- What you will do -
Report all lines from the entries below in which "Leucoſia" appears.

-=-=-

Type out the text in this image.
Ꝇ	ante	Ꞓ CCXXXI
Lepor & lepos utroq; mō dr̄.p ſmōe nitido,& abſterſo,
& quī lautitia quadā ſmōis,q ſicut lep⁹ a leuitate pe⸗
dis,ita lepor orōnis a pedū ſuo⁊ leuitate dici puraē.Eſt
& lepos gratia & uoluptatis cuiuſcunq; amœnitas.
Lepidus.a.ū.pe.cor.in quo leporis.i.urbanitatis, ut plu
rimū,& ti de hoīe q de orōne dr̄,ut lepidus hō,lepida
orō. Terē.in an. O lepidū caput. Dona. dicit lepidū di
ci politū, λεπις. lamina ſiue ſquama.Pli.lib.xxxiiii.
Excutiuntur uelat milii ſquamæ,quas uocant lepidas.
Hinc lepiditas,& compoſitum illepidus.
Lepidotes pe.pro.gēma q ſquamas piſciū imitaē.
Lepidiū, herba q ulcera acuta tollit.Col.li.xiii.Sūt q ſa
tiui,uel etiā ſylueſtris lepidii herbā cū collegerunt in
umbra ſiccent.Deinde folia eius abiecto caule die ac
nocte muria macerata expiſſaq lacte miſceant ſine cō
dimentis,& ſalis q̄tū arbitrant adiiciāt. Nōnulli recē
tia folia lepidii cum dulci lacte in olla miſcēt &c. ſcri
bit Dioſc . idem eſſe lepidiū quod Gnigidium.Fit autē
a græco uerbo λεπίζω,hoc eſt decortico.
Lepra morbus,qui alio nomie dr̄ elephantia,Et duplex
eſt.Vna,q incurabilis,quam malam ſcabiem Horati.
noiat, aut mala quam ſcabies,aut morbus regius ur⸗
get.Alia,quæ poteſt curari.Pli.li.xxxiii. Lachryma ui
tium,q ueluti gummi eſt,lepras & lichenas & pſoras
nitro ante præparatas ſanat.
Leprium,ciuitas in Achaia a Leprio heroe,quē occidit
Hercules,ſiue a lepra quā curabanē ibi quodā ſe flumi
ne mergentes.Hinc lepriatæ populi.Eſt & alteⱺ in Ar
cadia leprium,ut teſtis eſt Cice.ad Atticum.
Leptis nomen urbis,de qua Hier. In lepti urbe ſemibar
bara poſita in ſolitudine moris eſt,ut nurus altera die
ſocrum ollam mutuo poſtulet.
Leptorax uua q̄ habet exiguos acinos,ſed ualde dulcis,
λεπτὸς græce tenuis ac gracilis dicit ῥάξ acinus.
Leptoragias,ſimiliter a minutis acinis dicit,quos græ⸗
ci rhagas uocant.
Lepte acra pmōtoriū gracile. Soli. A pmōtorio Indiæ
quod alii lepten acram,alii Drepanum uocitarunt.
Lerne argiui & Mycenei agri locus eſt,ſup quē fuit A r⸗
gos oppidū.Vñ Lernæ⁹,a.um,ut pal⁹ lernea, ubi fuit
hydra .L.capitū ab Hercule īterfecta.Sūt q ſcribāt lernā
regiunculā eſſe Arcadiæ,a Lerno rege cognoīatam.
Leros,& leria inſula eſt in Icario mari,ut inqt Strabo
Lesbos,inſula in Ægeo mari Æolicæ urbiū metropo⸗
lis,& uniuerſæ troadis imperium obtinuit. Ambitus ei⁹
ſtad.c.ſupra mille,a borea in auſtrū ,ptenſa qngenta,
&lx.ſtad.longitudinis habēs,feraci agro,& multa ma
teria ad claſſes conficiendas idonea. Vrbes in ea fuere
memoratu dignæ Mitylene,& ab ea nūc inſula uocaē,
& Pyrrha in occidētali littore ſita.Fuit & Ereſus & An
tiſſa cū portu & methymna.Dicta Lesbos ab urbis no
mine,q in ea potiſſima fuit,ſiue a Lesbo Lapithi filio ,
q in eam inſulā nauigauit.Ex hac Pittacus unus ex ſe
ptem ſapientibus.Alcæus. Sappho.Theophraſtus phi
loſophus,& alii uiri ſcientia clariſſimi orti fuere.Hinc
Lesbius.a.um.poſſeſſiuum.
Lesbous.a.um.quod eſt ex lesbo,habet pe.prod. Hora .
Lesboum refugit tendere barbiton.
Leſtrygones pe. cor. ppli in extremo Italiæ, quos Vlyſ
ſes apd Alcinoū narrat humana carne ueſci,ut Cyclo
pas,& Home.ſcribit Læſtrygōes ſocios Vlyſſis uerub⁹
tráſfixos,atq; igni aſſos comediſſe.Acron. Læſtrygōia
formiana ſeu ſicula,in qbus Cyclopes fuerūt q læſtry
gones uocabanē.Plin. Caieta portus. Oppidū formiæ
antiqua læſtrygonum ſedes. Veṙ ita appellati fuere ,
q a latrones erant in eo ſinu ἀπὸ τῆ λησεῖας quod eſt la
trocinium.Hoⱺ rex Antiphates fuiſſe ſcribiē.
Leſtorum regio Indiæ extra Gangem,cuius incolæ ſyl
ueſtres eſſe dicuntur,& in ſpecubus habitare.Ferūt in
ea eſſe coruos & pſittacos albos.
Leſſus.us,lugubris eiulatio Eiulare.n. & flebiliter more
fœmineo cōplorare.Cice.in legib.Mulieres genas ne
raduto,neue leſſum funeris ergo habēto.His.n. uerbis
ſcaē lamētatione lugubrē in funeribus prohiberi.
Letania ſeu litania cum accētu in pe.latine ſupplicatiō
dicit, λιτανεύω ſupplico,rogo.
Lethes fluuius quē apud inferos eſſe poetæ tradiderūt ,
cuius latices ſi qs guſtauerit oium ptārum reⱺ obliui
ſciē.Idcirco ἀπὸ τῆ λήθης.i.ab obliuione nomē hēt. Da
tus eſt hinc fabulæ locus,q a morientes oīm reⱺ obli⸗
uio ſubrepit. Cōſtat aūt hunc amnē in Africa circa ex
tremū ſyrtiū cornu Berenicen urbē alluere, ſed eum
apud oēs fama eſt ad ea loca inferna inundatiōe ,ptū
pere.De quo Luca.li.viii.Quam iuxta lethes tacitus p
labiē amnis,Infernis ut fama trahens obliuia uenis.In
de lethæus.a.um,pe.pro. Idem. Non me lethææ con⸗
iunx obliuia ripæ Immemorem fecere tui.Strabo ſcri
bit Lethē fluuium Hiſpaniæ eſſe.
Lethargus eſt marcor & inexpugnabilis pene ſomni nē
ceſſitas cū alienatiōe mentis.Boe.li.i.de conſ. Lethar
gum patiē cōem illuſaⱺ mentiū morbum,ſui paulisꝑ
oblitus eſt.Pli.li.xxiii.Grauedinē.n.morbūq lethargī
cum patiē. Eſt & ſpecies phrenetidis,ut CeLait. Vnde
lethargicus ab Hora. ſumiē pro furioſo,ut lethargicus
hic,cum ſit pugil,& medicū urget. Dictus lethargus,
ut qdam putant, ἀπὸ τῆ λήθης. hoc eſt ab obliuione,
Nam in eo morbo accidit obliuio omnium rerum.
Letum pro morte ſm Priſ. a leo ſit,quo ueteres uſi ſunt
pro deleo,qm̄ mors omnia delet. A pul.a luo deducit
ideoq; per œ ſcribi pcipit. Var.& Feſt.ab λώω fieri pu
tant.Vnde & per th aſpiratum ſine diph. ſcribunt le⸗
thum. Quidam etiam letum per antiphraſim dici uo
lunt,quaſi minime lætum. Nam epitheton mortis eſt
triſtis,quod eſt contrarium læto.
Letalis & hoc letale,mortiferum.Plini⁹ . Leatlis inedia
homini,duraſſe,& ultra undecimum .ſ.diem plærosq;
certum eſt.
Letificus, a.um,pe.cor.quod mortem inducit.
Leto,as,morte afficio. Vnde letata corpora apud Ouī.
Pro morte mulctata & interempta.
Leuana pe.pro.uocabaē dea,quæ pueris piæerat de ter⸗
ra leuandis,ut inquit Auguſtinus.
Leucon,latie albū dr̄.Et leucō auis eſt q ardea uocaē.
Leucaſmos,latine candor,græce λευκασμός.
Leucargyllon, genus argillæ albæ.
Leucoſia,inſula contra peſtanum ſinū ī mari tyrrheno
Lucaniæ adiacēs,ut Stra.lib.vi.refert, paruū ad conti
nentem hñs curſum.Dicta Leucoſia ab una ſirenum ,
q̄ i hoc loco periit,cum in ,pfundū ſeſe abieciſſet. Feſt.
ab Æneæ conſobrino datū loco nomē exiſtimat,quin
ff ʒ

-=-=-

- Answer -
Leucoſia,inſula contra peſtanum ſinū ī mari tyrrheno
nentem hñs curſum.Dicta Leucoſia ab una ſirenum ,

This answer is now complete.